### WORK REQUIRED
Determine the count of lines holding the string "icon". Return only the number.

***

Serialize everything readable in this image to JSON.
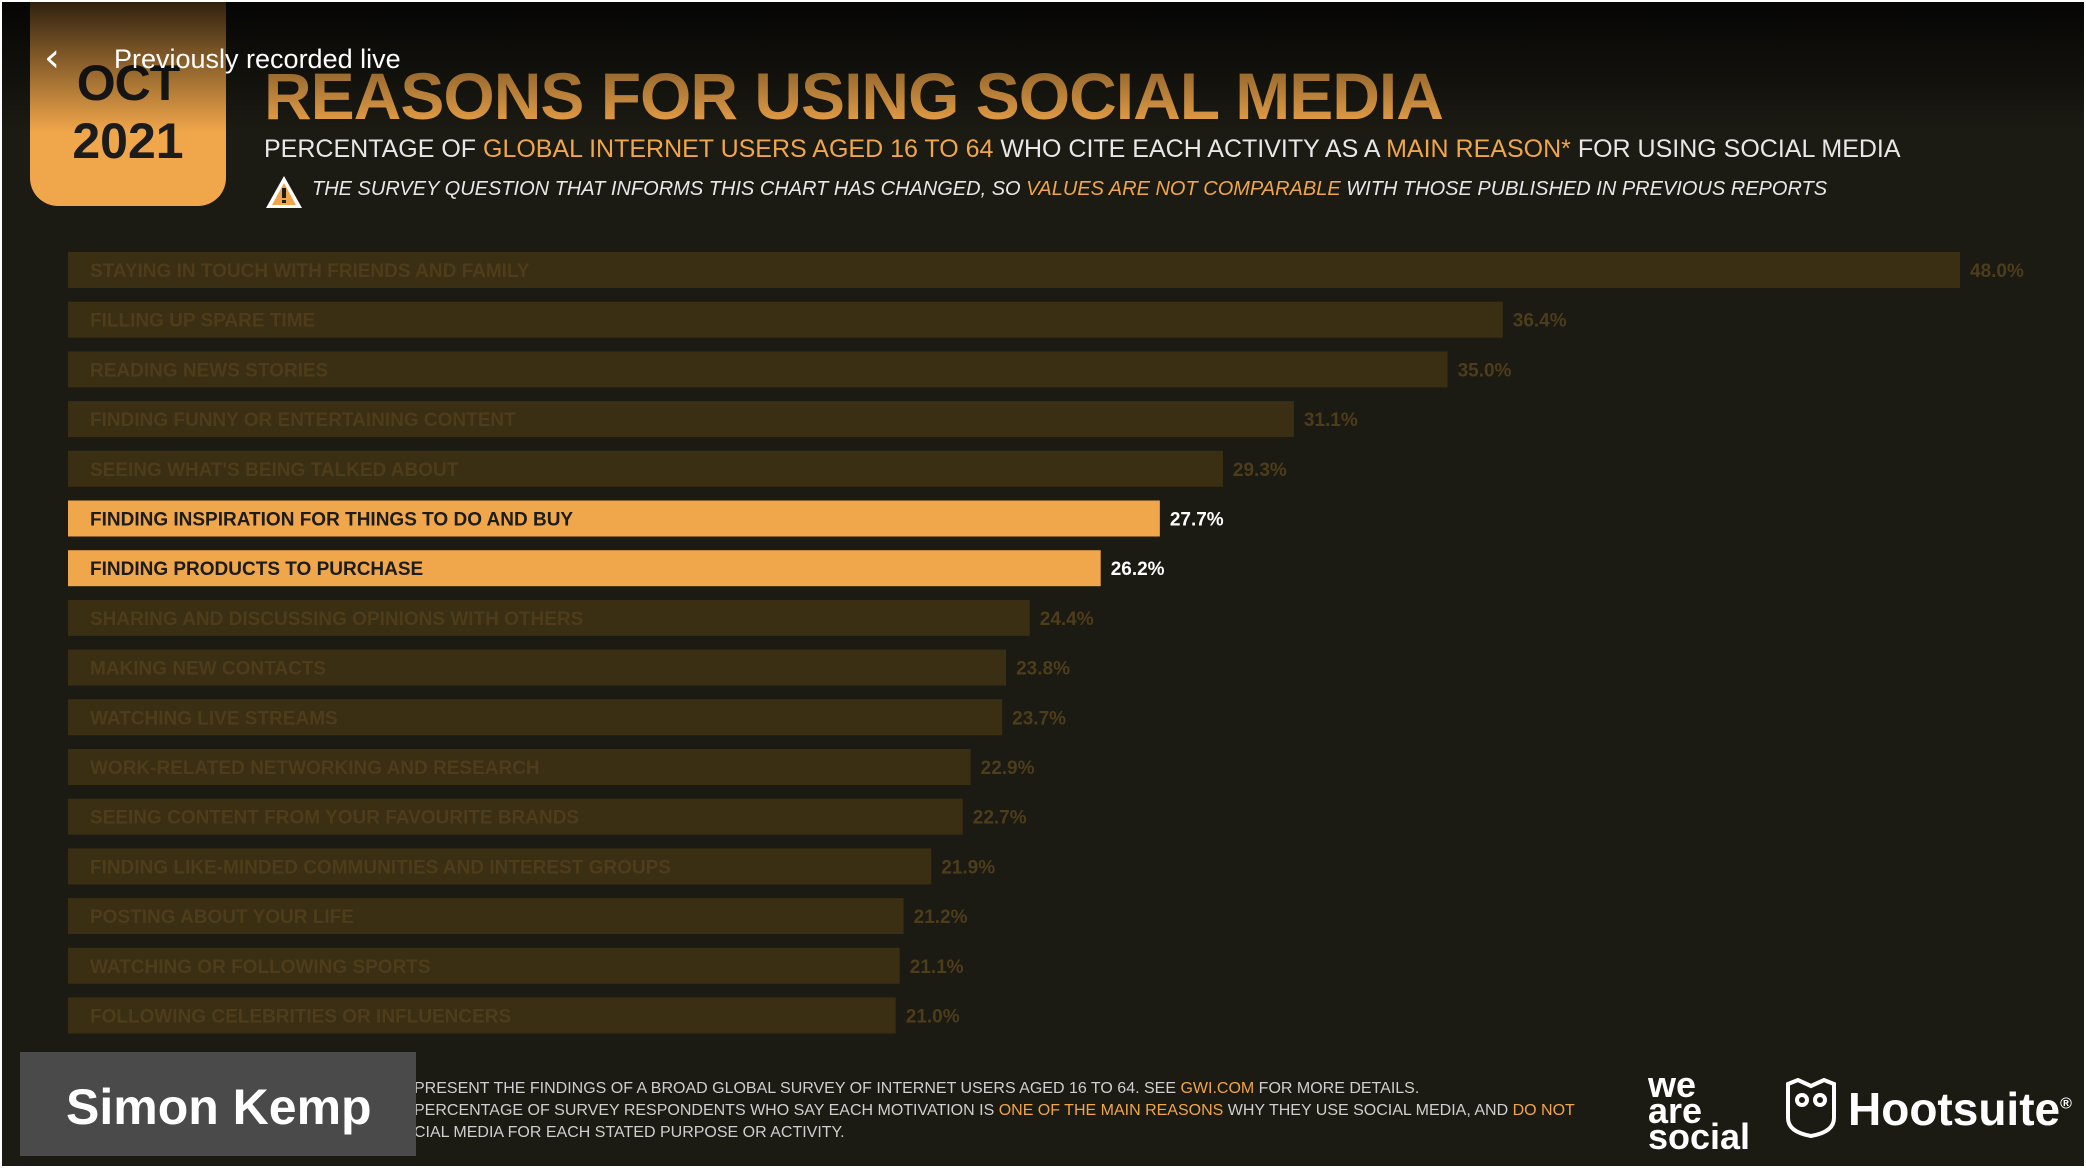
{
  "player": {
    "back_icon": "chevron-left-icon",
    "live_label": "Previously recorded live",
    "presenter_name": "Simon Kemp"
  },
  "slide": {
    "date_month": "OCT",
    "date_year": "2021",
    "title": "REASONS FOR USING SOCIAL MEDIA",
    "subtitle": {
      "part1": "PERCENTAGE OF ",
      "part2": "GLOBAL INTERNET USERS AGED 16 TO 64",
      "part3": " WHO CITE EACH ACTIVITY AS A ",
      "part4": "MAIN REASON*",
      "part5": " FOR USING SOCIAL MEDIA"
    },
    "warning": {
      "icon": "warning-icon",
      "part1": "THE SURVEY QUESTION THAT INFORMS THIS CHART HAS CHANGED, SO ",
      "part2": "VALUES ARE NOT COMPARABLE",
      "part3": " WITH THOSE PUBLISHED IN PREVIOUS REPORTS"
    },
    "footnote": {
      "line1a": "PRESENT THE FINDINGS OF A BROAD GLOBAL SURVEY OF INTERNET USERS AGED 16 TO 64. SEE ",
      "line1b": "GWI.COM",
      "line1c": " FOR MORE DETAILS.",
      "line2a": " PERCENTAGE OF SURVEY RESPONDENTS WHO SAY EACH MOTIVATION IS ",
      "line2b": "ONE OF THE MAIN REASONS",
      "line2c": " WHY THEY USE SOCIAL MEDIA, AND ",
      "line2d": "DO NOT",
      "line3": "CIAL MEDIA FOR EACH STATED PURPOSE OR ACTIVITY."
    },
    "logos": {
      "was_line1": "we",
      "was_line2": "are",
      "was_line3": "social",
      "hootsuite": "Hootsuite",
      "hootsuite_reg": "®",
      "hootsuite_icon": "owl-icon"
    },
    "colors": {
      "accent": "#f0a64a",
      "dimmed_bar": "#3a2e13",
      "dimmed_text": "#4d3d1a",
      "highlight_text": "#1c1c1c",
      "background": "#1b1a13"
    }
  },
  "chart_data": {
    "type": "bar",
    "orientation": "horizontal",
    "categories": [
      "STAYING IN TOUCH WITH FRIENDS AND FAMILY",
      "FILLING UP SPARE TIME",
      "READING NEWS STORIES",
      "FINDING FUNNY OR ENTERTAINING CONTENT",
      "SEEING WHAT'S BEING TALKED ABOUT",
      "FINDING INSPIRATION FOR THINGS TO DO AND BUY",
      "FINDING PRODUCTS TO PURCHASE",
      "SHARING AND DISCUSSING OPINIONS WITH OTHERS",
      "MAKING NEW CONTACTS",
      "WATCHING LIVE STREAMS",
      "WORK-RELATED NETWORKING AND RESEARCH",
      "SEEING CONTENT FROM YOUR FAVOURITE BRANDS",
      "FINDING LIKE-MINDED COMMUNITIES AND INTEREST GROUPS",
      "POSTING ABOUT YOUR LIFE",
      "WATCHING OR FOLLOWING SPORTS",
      "FOLLOWING CELEBRITIES OR INFLUENCERS"
    ],
    "values": [
      48.0,
      36.4,
      35.0,
      31.1,
      29.3,
      27.7,
      26.2,
      24.4,
      23.8,
      23.7,
      22.9,
      22.7,
      21.9,
      21.2,
      21.1,
      21.0
    ],
    "value_labels": [
      "48.0%",
      "36.4%",
      "35.0%",
      "31.1%",
      "29.3%",
      "27.7%",
      "26.2%",
      "24.4%",
      "23.8%",
      "23.7%",
      "22.9%",
      "22.7%",
      "21.9%",
      "21.2%",
      "21.1%",
      "21.0%"
    ],
    "highlighted": [
      false,
      false,
      false,
      false,
      false,
      true,
      true,
      false,
      false,
      false,
      false,
      false,
      false,
      false,
      false,
      false
    ],
    "xlim": [
      0,
      48.0
    ],
    "grid": false,
    "legend": "none"
  }
}
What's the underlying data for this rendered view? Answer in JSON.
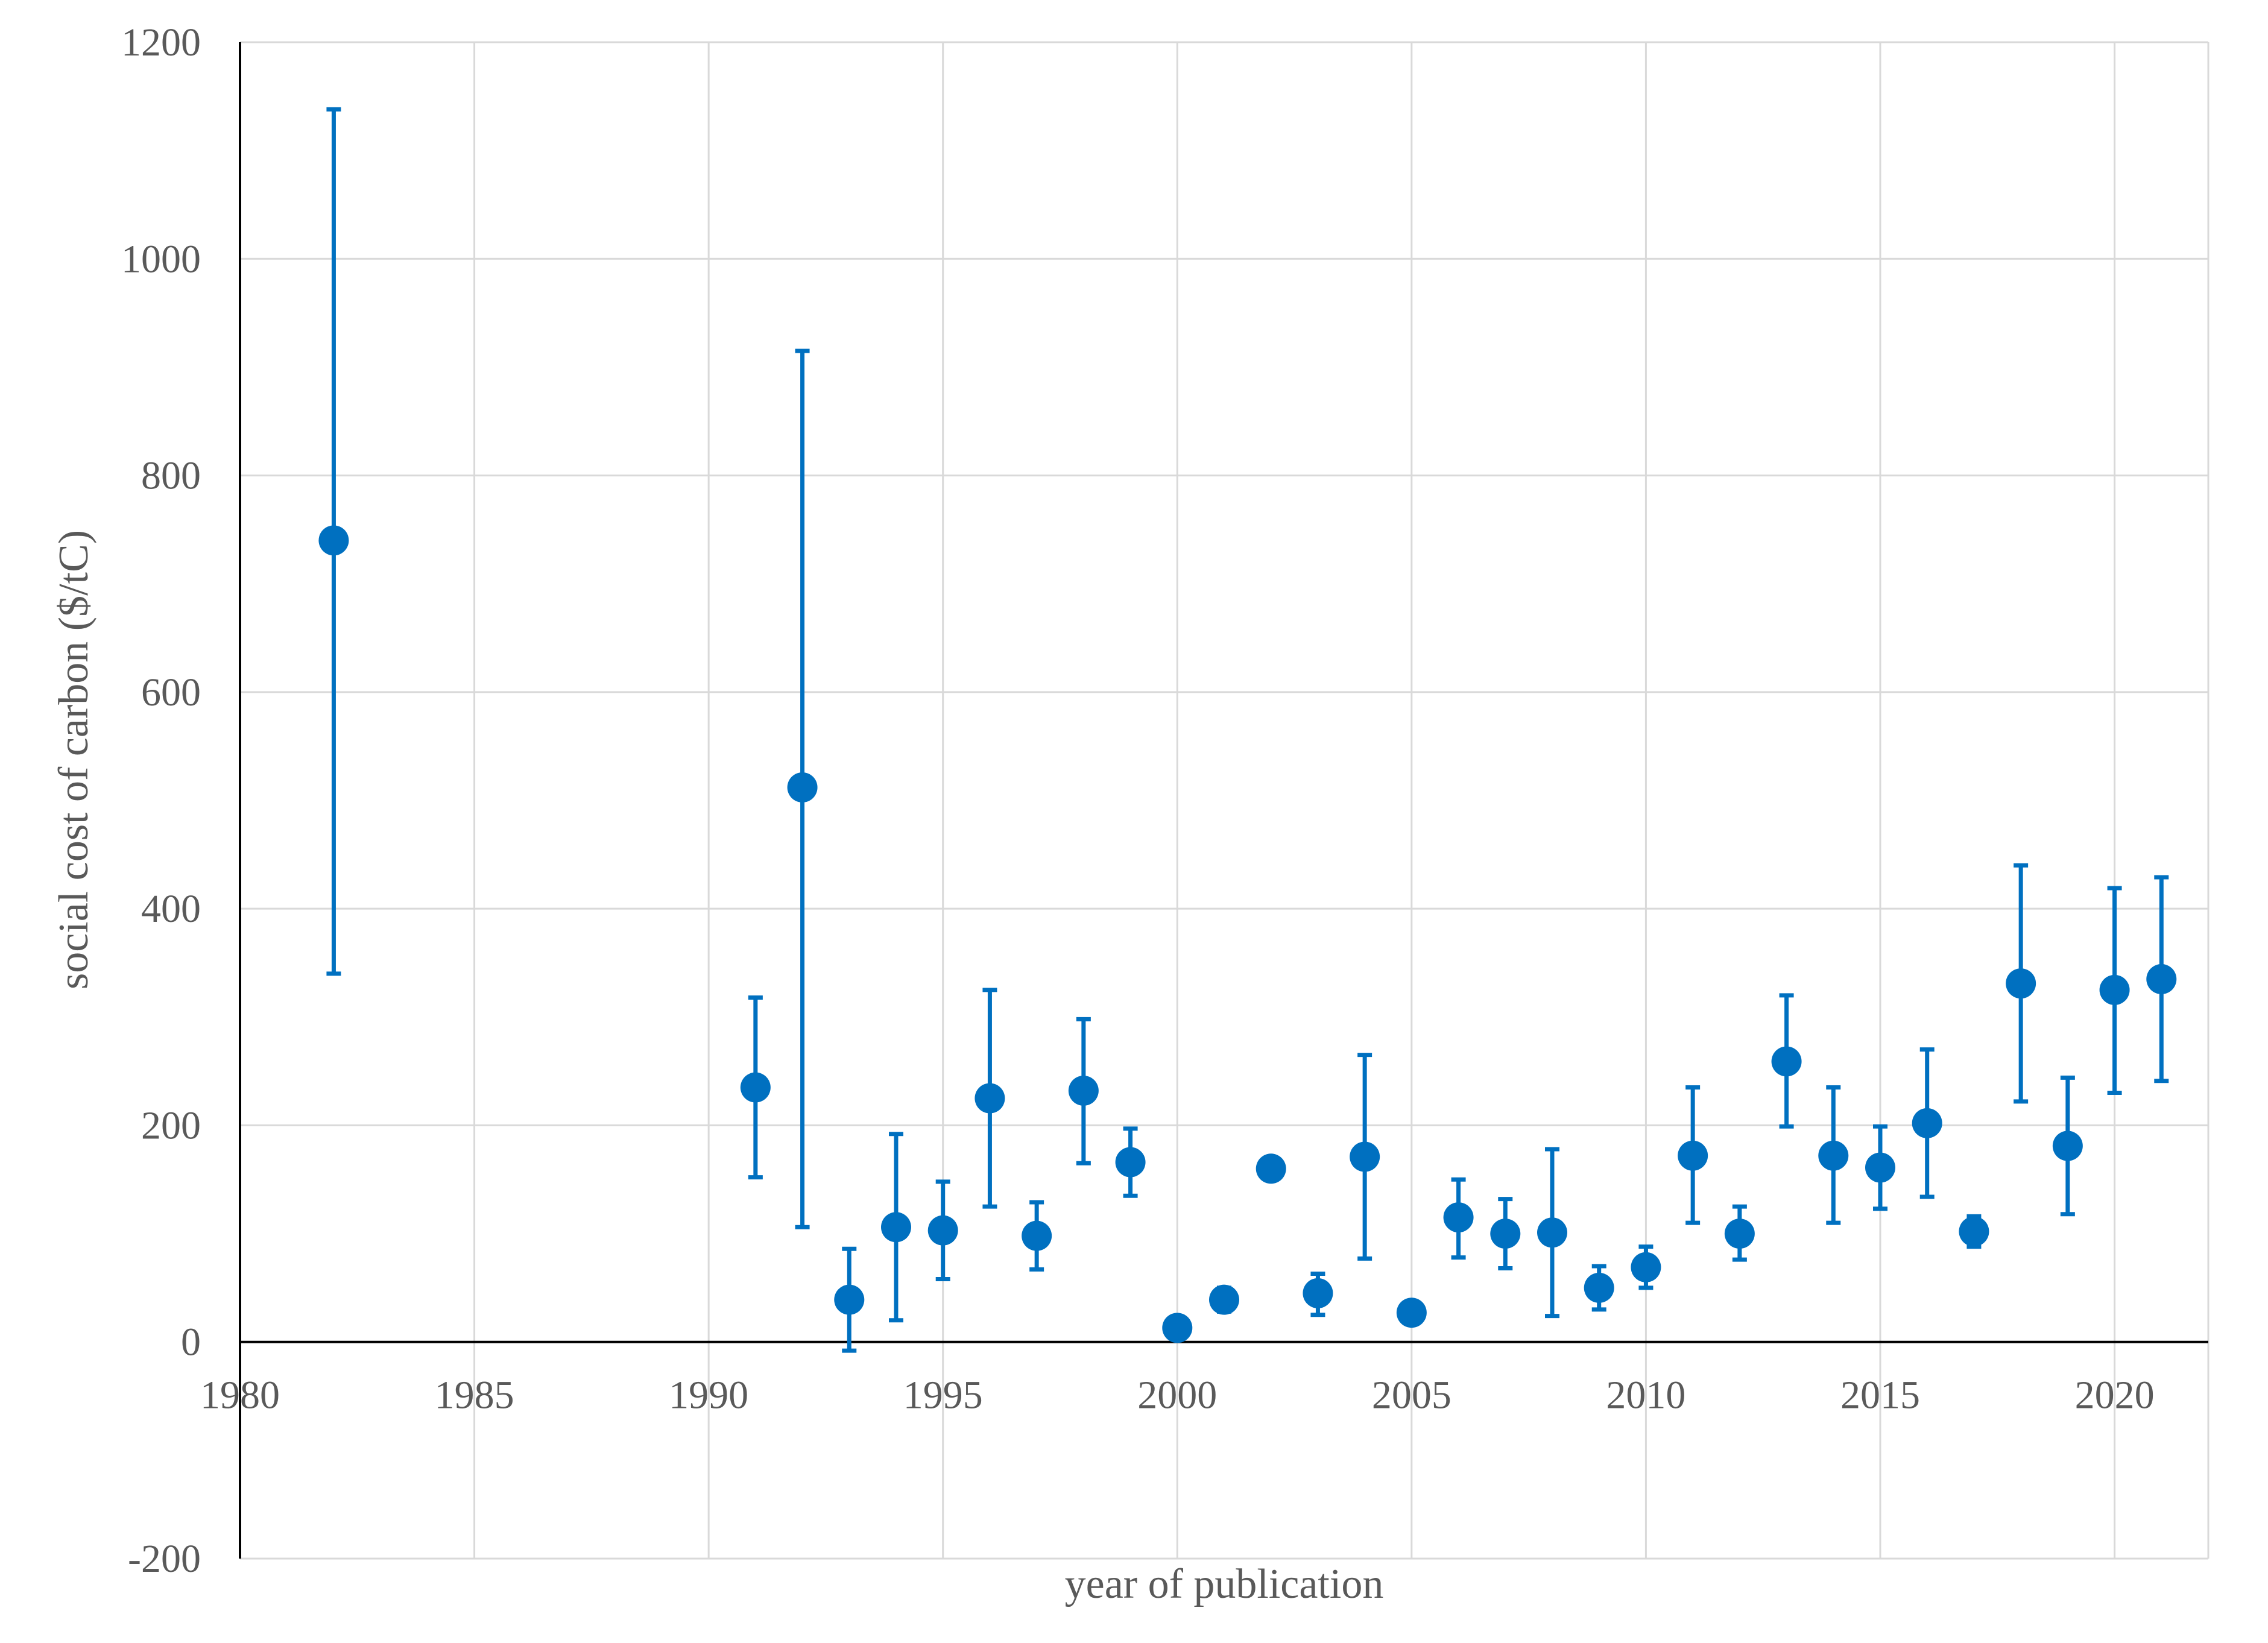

***

### THE SOLUTION
3